* _EXERCISE BRIEF_:
Without including any pictures, copy each entry below exactly.

* _MATERIAL FOR THIS EXERCISE_:

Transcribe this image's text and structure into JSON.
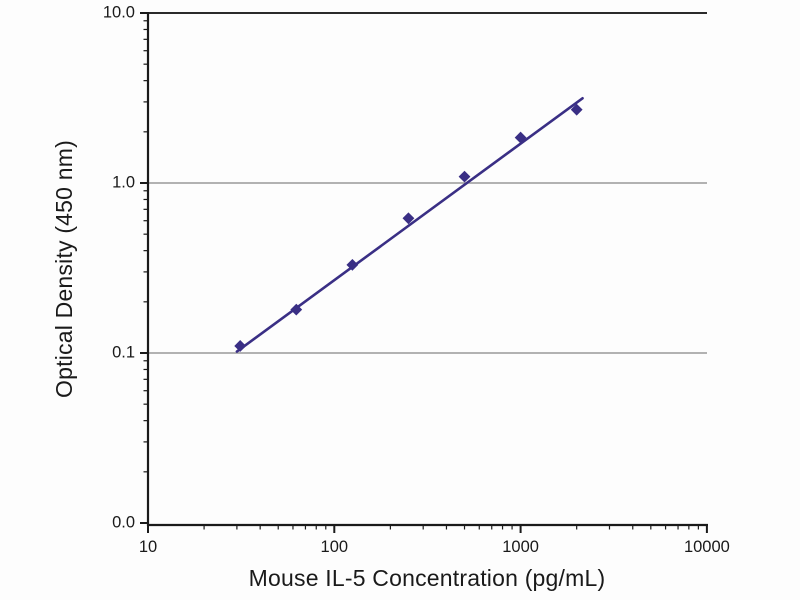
{
  "chart_data": {
    "type": "scatter",
    "title": "",
    "xlabel": "Mouse IL-5 Concentration (pg/mL)",
    "ylabel": "Optical Density (450 nm)",
    "x_scale": "log",
    "y_scale": "log",
    "xlim": [
      10,
      10000
    ],
    "ylim_decades": [
      0.01,
      10
    ],
    "x_ticks": [
      10,
      100,
      1000,
      10000
    ],
    "x_tick_labels": [
      "10",
      "100",
      "1000",
      "10000"
    ],
    "y_ticks": [
      10,
      1,
      0.1,
      0.01
    ],
    "y_tick_labels": [
      "10.0",
      "1.0",
      "0.1",
      "0.0"
    ],
    "gridlines_y_values": [
      1,
      0.1
    ],
    "top_border_value": 10,
    "points": [
      {
        "x": 31.25,
        "y": 0.11
      },
      {
        "x": 62.5,
        "y": 0.18
      },
      {
        "x": 125,
        "y": 0.33
      },
      {
        "x": 250,
        "y": 0.62
      },
      {
        "x": 500,
        "y": 1.09
      },
      {
        "x": 1000,
        "y": 1.85
      },
      {
        "x": 2000,
        "y": 2.7
      }
    ],
    "fit_line": {
      "x1": 30,
      "y1": 0.102,
      "x2": 2150,
      "y2": 3.15
    },
    "legend": "none",
    "colors": {
      "series": "#3a2f85",
      "gridline": "#9a9a9a",
      "axis": "#1a1a1a",
      "background": "#fdfdfd"
    }
  }
}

* _ANSWER IN FULL_:
Transcribe this image's text and structure into JSON.
{
  "chart_data": {
    "type": "scatter",
    "title": "",
    "xlabel": "Mouse IL-5 Concentration (pg/mL)",
    "ylabel": "Optical Density (450 nm)",
    "x_scale": "log",
    "y_scale": "log",
    "xlim": [
      10,
      10000
    ],
    "ylim_decades": [
      0.01,
      10
    ],
    "x_ticks": [
      10,
      100,
      1000,
      10000
    ],
    "x_tick_labels": [
      "10",
      "100",
      "1000",
      "10000"
    ],
    "y_ticks": [
      10,
      1,
      0.1,
      0.01
    ],
    "y_tick_labels": [
      "10.0",
      "1.0",
      "0.1",
      "0.0"
    ],
    "gridlines_y_values": [
      1,
      0.1
    ],
    "top_border_value": 10,
    "points": [
      {
        "x": 31.25,
        "y": 0.11
      },
      {
        "x": 62.5,
        "y": 0.18
      },
      {
        "x": 125,
        "y": 0.33
      },
      {
        "x": 250,
        "y": 0.62
      },
      {
        "x": 500,
        "y": 1.09
      },
      {
        "x": 1000,
        "y": 1.85
      },
      {
        "x": 2000,
        "y": 2.7
      }
    ],
    "fit_line": {
      "x1": 30,
      "y1": 0.102,
      "x2": 2150,
      "y2": 3.15
    },
    "legend": "none",
    "colors": {
      "series": "#3a2f85",
      "gridline": "#9a9a9a",
      "axis": "#1a1a1a",
      "background": "#fdfdfd"
    }
  }
}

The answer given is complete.